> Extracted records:
[BEGIN]
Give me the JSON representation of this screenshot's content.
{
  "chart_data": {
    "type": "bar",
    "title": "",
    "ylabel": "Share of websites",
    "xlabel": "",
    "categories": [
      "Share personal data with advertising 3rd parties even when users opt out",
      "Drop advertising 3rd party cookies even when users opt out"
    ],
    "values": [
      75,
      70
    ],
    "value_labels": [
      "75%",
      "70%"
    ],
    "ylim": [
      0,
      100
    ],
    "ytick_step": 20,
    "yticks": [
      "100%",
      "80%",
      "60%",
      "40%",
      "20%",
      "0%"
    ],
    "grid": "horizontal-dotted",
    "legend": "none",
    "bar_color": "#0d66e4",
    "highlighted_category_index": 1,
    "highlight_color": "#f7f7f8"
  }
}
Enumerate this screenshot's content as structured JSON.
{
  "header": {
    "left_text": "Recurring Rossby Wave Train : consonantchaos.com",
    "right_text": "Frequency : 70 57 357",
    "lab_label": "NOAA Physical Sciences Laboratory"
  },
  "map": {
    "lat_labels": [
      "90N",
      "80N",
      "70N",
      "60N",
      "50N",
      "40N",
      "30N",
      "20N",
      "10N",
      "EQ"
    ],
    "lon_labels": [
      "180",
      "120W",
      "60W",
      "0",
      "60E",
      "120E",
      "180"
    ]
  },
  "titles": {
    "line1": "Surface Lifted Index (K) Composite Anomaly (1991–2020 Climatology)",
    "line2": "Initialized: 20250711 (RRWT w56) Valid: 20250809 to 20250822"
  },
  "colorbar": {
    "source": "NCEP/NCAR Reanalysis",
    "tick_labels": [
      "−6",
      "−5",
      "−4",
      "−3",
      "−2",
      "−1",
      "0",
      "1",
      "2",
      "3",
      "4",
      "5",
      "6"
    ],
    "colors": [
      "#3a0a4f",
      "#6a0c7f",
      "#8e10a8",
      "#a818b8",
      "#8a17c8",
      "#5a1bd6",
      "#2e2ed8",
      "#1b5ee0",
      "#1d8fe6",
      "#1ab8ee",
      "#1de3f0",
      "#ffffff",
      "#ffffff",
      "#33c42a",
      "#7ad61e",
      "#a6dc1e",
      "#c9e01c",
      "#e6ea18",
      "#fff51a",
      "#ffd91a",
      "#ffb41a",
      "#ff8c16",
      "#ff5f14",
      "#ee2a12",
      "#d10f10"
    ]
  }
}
[END]
> TASK INSTRUCTIONS: Pull every line containing the word "Share" out of the material and copy it.

> REPLY TO THE EXERCISE:
    "ylabel": "Share of websites",
      "Share personal data with advertising 3rd parties even when users opt out",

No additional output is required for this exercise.